## Aim of the task:
Without the pictures, reproduce the records that follow exactly.

## Record set:

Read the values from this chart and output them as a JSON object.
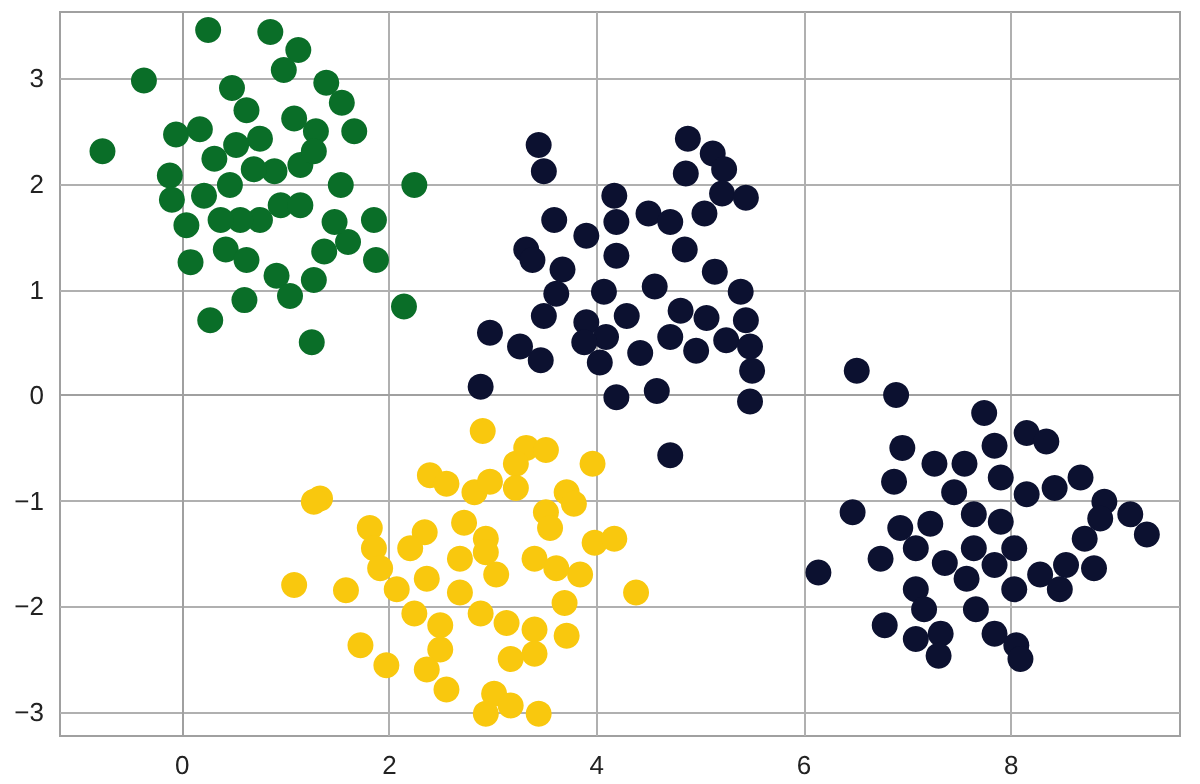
{
  "chart_data": {
    "type": "scatter",
    "xlim": [
      -1.18,
      9.63
    ],
    "ylim": [
      -3.23,
      3.63
    ],
    "xticks": [
      0,
      2,
      4,
      6,
      8
    ],
    "yticks": [
      -3,
      -2,
      -1,
      0,
      1,
      2,
      3
    ],
    "grid": true,
    "marker": "circle",
    "series": [
      {
        "color": "#0a6e28",
        "x": [
          0.25,
          0.85,
          1.12,
          0.98,
          -0.37,
          0.48,
          1.39,
          1.54,
          1.66,
          -0.77,
          -0.06,
          0.17,
          0.31,
          -0.12,
          -0.1,
          0.21,
          0.46,
          0.04,
          0.08,
          0.6,
          0.27,
          0.42,
          0.62,
          0.91,
          1.04,
          1.27,
          1.25,
          1.37,
          1.6,
          1.87,
          2.14,
          1.85,
          2.24,
          1.53,
          1.47,
          1.29,
          1.08,
          0.62,
          0.75,
          0.89,
          0.69,
          1.14,
          0.95,
          0.75,
          1.14,
          0.56,
          0.37,
          0.52,
          1.27
        ],
        "values": [
          3.46,
          3.44,
          3.27,
          3.08,
          2.98,
          2.91,
          2.96,
          2.77,
          2.5,
          2.31,
          2.47,
          2.52,
          2.24,
          2.08,
          1.85,
          1.89,
          1.99,
          1.61,
          1.26,
          0.9,
          0.71,
          1.38,
          1.28,
          1.13,
          0.94,
          1.09,
          0.5,
          1.36,
          1.45,
          1.28,
          0.84,
          1.66,
          1.99,
          1.99,
          1.64,
          2.5,
          2.62,
          2.7,
          2.43,
          2.12,
          2.14,
          2.18,
          1.8,
          1.66,
          1.8,
          1.66,
          1.66,
          2.37,
          2.31
        ]
      },
      {
        "color": "#0c1130",
        "x": [
          3.44,
          3.49,
          4.88,
          5.12,
          5.23,
          4.86,
          5.21,
          5.44,
          5.04,
          4.17,
          3.59,
          3.9,
          4.19,
          4.5,
          4.71,
          3.32,
          3.38,
          3.67,
          4.19,
          4.85,
          5.14,
          5.39,
          3.61,
          3.49,
          2.97,
          3.26,
          3.46,
          2.88,
          3.9,
          4.07,
          4.56,
          4.81,
          5.06,
          5.44,
          5.25,
          5.48,
          5.5,
          5.48,
          4.96,
          4.71,
          4.42,
          4.03,
          4.19,
          4.58,
          4.71,
          4.29,
          4.09,
          3.88,
          6.51,
          6.89,
          7.74,
          6.95,
          7.26,
          6.87,
          7.55,
          7.84,
          8.15,
          8.34,
          8.67,
          8.9,
          9.15,
          9.31,
          6.47,
          6.93,
          6.14,
          6.74,
          7.22,
          7.64,
          7.9,
          8.15,
          8.42,
          8.86,
          8.71,
          8.8,
          8.53,
          8.28,
          8.03,
          7.84,
          7.57,
          7.36,
          7.08,
          7.08,
          7.16,
          6.78,
          7.08,
          7.32,
          7.3,
          7.66,
          7.84,
          8.05,
          8.09,
          8.47,
          7.45,
          7.9,
          8.03,
          7.64
        ],
        "values": [
          2.37,
          2.12,
          2.43,
          2.29,
          2.14,
          2.1,
          1.91,
          1.87,
          1.72,
          1.89,
          1.66,
          1.51,
          1.64,
          1.72,
          1.64,
          1.38,
          1.28,
          1.19,
          1.32,
          1.38,
          1.17,
          0.98,
          0.96,
          0.75,
          0.59,
          0.46,
          0.33,
          0.08,
          0.69,
          0.98,
          1.03,
          0.8,
          0.73,
          0.71,
          0.52,
          0.46,
          0.23,
          -0.06,
          0.42,
          0.55,
          0.4,
          0.31,
          -0.02,
          0.04,
          -0.57,
          0.75,
          0.55,
          0.5,
          0.23,
          0.0,
          -0.17,
          -0.5,
          -0.65,
          -0.82,
          -0.65,
          -0.48,
          -0.36,
          -0.44,
          -0.78,
          -1.01,
          -1.13,
          -1.32,
          -1.11,
          -1.26,
          -1.68,
          -1.55,
          -1.22,
          -1.13,
          -1.2,
          -0.94,
          -0.88,
          -1.17,
          -1.36,
          -1.64,
          -1.61,
          -1.7,
          -1.84,
          -1.61,
          -1.74,
          -1.59,
          -1.45,
          -1.84,
          -2.03,
          -2.18,
          -2.31,
          -2.26,
          -2.47,
          -2.03,
          -2.26,
          -2.37,
          -2.5,
          -1.84,
          -0.92,
          -0.78,
          -1.45,
          -1.45
        ]
      },
      {
        "color": "#f9c80e",
        "x": [
          2.9,
          3.32,
          3.51,
          3.22,
          3.96,
          2.39,
          2.55,
          1.33,
          1.27,
          2.82,
          2.97,
          3.22,
          3.71,
          3.78,
          2.72,
          1.81,
          1.85,
          2.34,
          2.2,
          2.93,
          3.51,
          3.55,
          3.98,
          4.17,
          3.4,
          3.61,
          3.84,
          1.08,
          1.58,
          1.91,
          2.07,
          2.36,
          2.68,
          3.03,
          4.38,
          3.69,
          2.24,
          2.49,
          2.88,
          3.13,
          3.4,
          3.71,
          1.72,
          1.97,
          2.49,
          2.36,
          2.55,
          3.17,
          3.4,
          3.01,
          2.93,
          3.17,
          3.44,
          2.93,
          2.68
        ],
        "values": [
          -0.34,
          -0.5,
          -0.52,
          -0.65,
          -0.65,
          -0.76,
          -0.84,
          -0.98,
          -1.01,
          -0.92,
          -0.82,
          -0.88,
          -0.92,
          -1.03,
          -1.21,
          -1.26,
          -1.45,
          -1.3,
          -1.45,
          -1.36,
          -1.11,
          -1.26,
          -1.4,
          -1.36,
          -1.55,
          -1.64,
          -1.7,
          -1.8,
          -1.85,
          -1.64,
          -1.84,
          -1.74,
          -1.87,
          -1.7,
          -1.87,
          -1.97,
          -2.07,
          -2.18,
          -2.07,
          -2.16,
          -2.22,
          -2.28,
          -2.37,
          -2.56,
          -2.41,
          -2.6,
          -2.79,
          -2.5,
          -2.45,
          -2.83,
          -3.02,
          -2.94,
          -3.02,
          -1.49,
          -1.55
        ]
      }
    ]
  }
}
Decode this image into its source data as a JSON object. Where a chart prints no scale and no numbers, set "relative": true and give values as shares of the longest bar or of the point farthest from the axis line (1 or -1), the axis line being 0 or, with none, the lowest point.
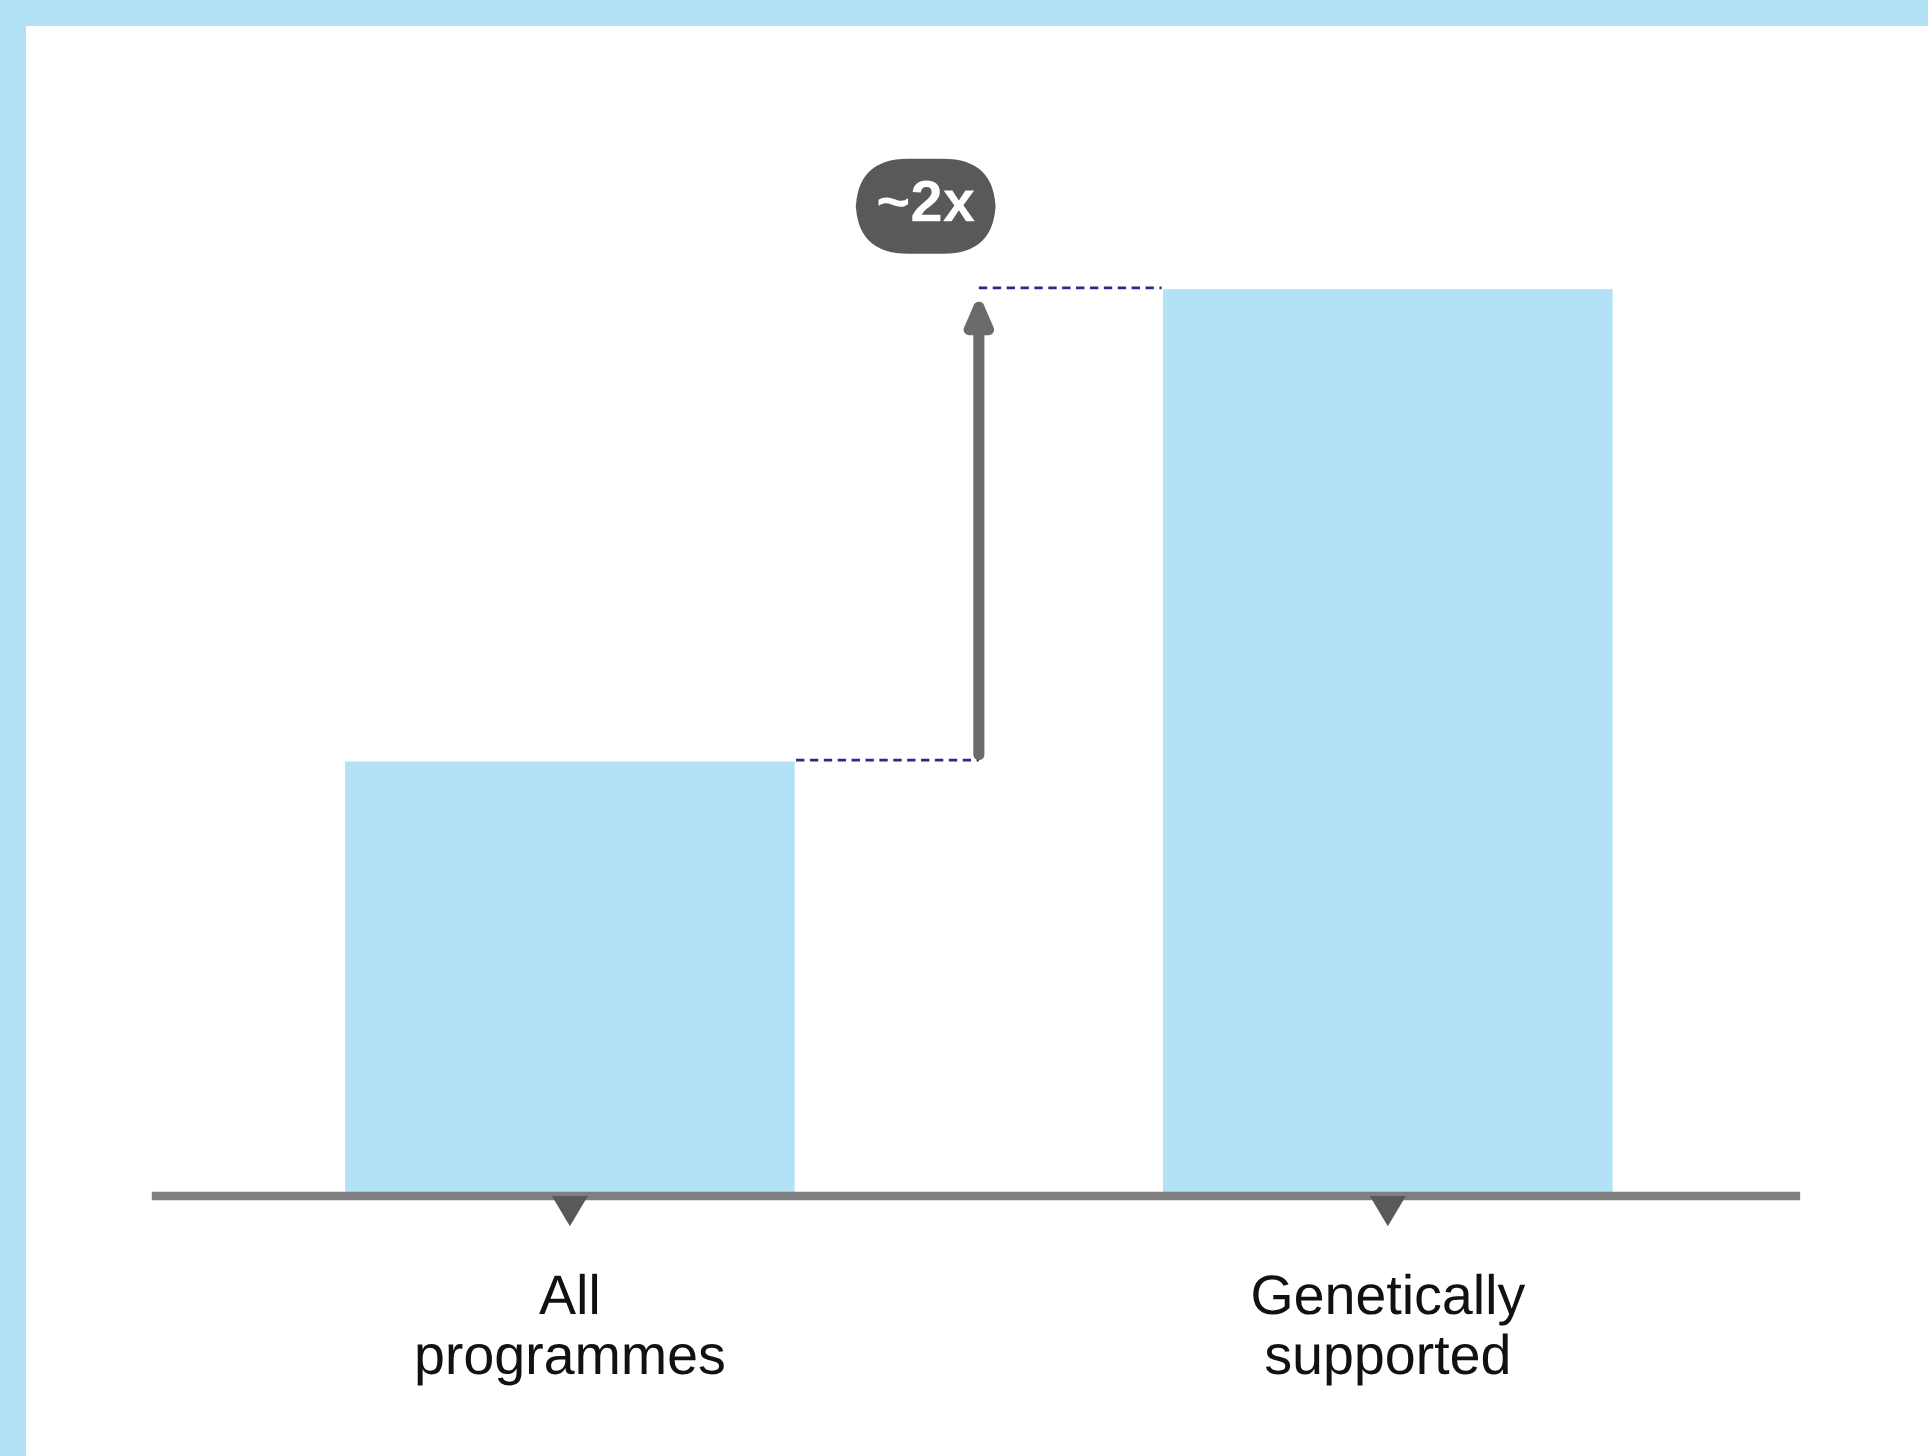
{
  "chart_data": {
    "type": "bar",
    "relative": true,
    "categories": [
      "All\nprogrammes",
      "Genetically\nsupported"
    ],
    "values": [
      0.48,
      1
    ],
    "color": "#b3e1f5",
    "annotations": [
      "~2x"
    ]
  }
}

## Right answer:
Read the values from this chart and output them as a JSON object.
{
  "chart_data": {
    "type": "scatter",
    "xlim": [
      -1.18,
      9.63
    ],
    "ylim": [
      -3.23,
      3.63
    ],
    "xticks": [
      0,
      2,
      4,
      6,
      8
    ],
    "yticks": [
      -3,
      -2,
      -1,
      0,
      1,
      2,
      3
    ],
    "grid": true,
    "marker": "circle",
    "series": [
      {
        "color": "#0a6e28",
        "x": [
          0.25,
          0.85,
          1.12,
          0.98,
          -0.37,
          0.48,
          1.39,
          1.54,
          1.66,
          -0.77,
          -0.06,
          0.17,
          0.31,
          -0.12,
          -0.1,
          0.21,
          0.46,
          0.04,
          0.08,
          0.6,
          0.27,
          0.42,
          0.62,
          0.91,
          1.04,
          1.27,
          1.25,
          1.37,
          1.6,
          1.87,
          2.14,
          1.85,
          2.24,
          1.53,
          1.47,
          1.29,
          1.08,
          0.62,
          0.75,
          0.89,
          0.69,
          1.14,
          0.95,
          0.75,
          1.14,
          0.56,
          0.37,
          0.52,
          1.27
        ],
        "values": [
          3.46,
          3.44,
          3.27,
          3.08,
          2.98,
          2.91,
          2.96,
          2.77,
          2.5,
          2.31,
          2.47,
          2.52,
          2.24,
          2.08,
          1.85,
          1.89,
          1.99,
          1.61,
          1.26,
          0.9,
          0.71,
          1.38,
          1.28,
          1.13,
          0.94,
          1.09,
          0.5,
          1.36,
          1.45,
          1.28,
          0.84,
          1.66,
          1.99,
          1.99,
          1.64,
          2.5,
          2.62,
          2.7,
          2.43,
          2.12,
          2.14,
          2.18,
          1.8,
          1.66,
          1.8,
          1.66,
          1.66,
          2.37,
          2.31
        ]
      },
      {
        "color": "#0c1130",
        "x": [
          3.44,
          3.49,
          4.88,
          5.12,
          5.23,
          4.86,
          5.21,
          5.44,
          5.04,
          4.17,
          3.59,
          3.9,
          4.19,
          4.5,
          4.71,
          3.32,
          3.38,
          3.67,
          4.19,
          4.85,
          5.14,
          5.39,
          3.61,
          3.49,
          2.97,
          3.26,
          3.46,
          2.88,
          3.9,
          4.07,
          4.56,
          4.81,
          5.06,
          5.44,
          5.25,
          5.48,
          5.5,
          5.48,
          4.96,
          4.71,
          4.42,
          4.03,
          4.19,
          4.58,
          4.71,
          4.29,
          4.09,
          3.88,
          6.51,
          6.89,
          7.74,
          6.95,
          7.26,
          6.87,
          7.55,
          7.84,
          8.15,
          8.34,
          8.67,
          8.9,
          9.15,
          9.31,
          6.47,
          6.93,
          6.14,
          6.74,
          7.22,
          7.64,
          7.9,
          8.15,
          8.42,
          8.86,
          8.71,
          8.8,
          8.53,
          8.28,
          8.03,
          7.84,
          7.57,
          7.36,
          7.08,
          7.08,
          7.16,
          6.78,
          7.08,
          7.32,
          7.3,
          7.66,
          7.84,
          8.05,
          8.09,
          8.47,
          7.45,
          7.9,
          8.03,
          7.64
        ],
        "values": [
          2.37,
          2.12,
          2.43,
          2.29,
          2.14,
          2.1,
          1.91,
          1.87,
          1.72,
          1.89,
          1.66,
          1.51,
          1.64,
          1.72,
          1.64,
          1.38,
          1.28,
          1.19,
          1.32,
          1.38,
          1.17,
          0.98,
          0.96,
          0.75,
          0.59,
          0.46,
          0.33,
          0.08,
          0.69,
          0.98,
          1.03,
          0.8,
          0.73,
          0.71,
          0.52,
          0.46,
          0.23,
          -0.06,
          0.42,
          0.55,
          0.4,
          0.31,
          -0.02,
          0.04,
          -0.57,
          0.75,
          0.55,
          0.5,
          0.23,
          0.0,
          -0.17,
          -0.5,
          -0.65,
          -0.82,
          -0.65,
          -0.48,
          -0.36,
          -0.44,
          -0.78,
          -1.01,
          -1.13,
          -1.32,
          -1.11,
          -1.26,
          -1.68,
          -1.55,
          -1.22,
          -1.13,
          -1.2,
          -0.94,
          -0.88,
          -1.17,
          -1.36,
          -1.64,
          -1.61,
          -1.7,
          -1.84,
          -1.61,
          -1.74,
          -1.59,
          -1.45,
          -1.84,
          -2.03,
          -2.18,
          -2.31,
          -2.26,
          -2.47,
          -2.03,
          -2.26,
          -2.37,
          -2.5,
          -1.84,
          -0.92,
          -0.78,
          -1.45,
          -1.45
        ]
      },
      {
        "color": "#f9c80e",
        "x": [
          2.9,
          3.32,
          3.51,
          3.22,
          3.96,
          2.39,
          2.55,
          1.33,
          1.27,
          2.82,
          2.97,
          3.22,
          3.71,
          3.78,
          2.72,
          1.81,
          1.85,
          2.34,
          2.2,
          2.93,
          3.51,
          3.55,
          3.98,
          4.17,
          3.4,
          3.61,
          3.84,
          1.08,
          1.58,
          1.91,
          2.07,
          2.36,
          2.68,
          3.03,
          4.38,
          3.69,
          2.24,
          2.49,
          2.88,
          3.13,
          3.4,
          3.71,
          1.72,
          1.97,
          2.49,
          2.36,
          2.55,
          3.17,
          3.4,
          3.01,
          2.93,
          3.17,
          3.44,
          2.93,
          2.68
        ],
        "values": [
          -0.34,
          -0.5,
          -0.52,
          -0.65,
          -0.65,
          -0.76,
          -0.84,
          -0.98,
          -1.01,
          -0.92,
          -0.82,
          -0.88,
          -0.92,
          -1.03,
          -1.21,
          -1.26,
          -1.45,
          -1.3,
          -1.45,
          -1.36,
          -1.11,
          -1.26,
          -1.4,
          -1.36,
          -1.55,
          -1.64,
          -1.7,
          -1.8,
          -1.85,
          -1.64,
          -1.84,
          -1.74,
          -1.87,
          -1.7,
          -1.87,
          -1.97,
          -2.07,
          -2.18,
          -2.07,
          -2.16,
          -2.22,
          -2.28,
          -2.37,
          -2.56,
          -2.41,
          -2.6,
          -2.79,
          -2.5,
          -2.45,
          -2.83,
          -3.02,
          -2.94,
          -3.02,
          -1.49,
          -1.55
        ]
      }
    ]
  }
}
Decode this image into its source data as a JSON object. Where a chart prints no scale and no numbers, set "relative": true and give values as shares of the longest bar or of the point farthest from the axis line (1 or -1), the axis line being 0 or, with none, the lowest point.
{
  "chart_data": {
    "type": "bar",
    "relative": true,
    "categories": [
      "All\nprogrammes",
      "Genetically\nsupported"
    ],
    "values": [
      0.48,
      1
    ],
    "color": "#b3e1f5",
    "annotations": [
      "~2x"
    ]
  }
}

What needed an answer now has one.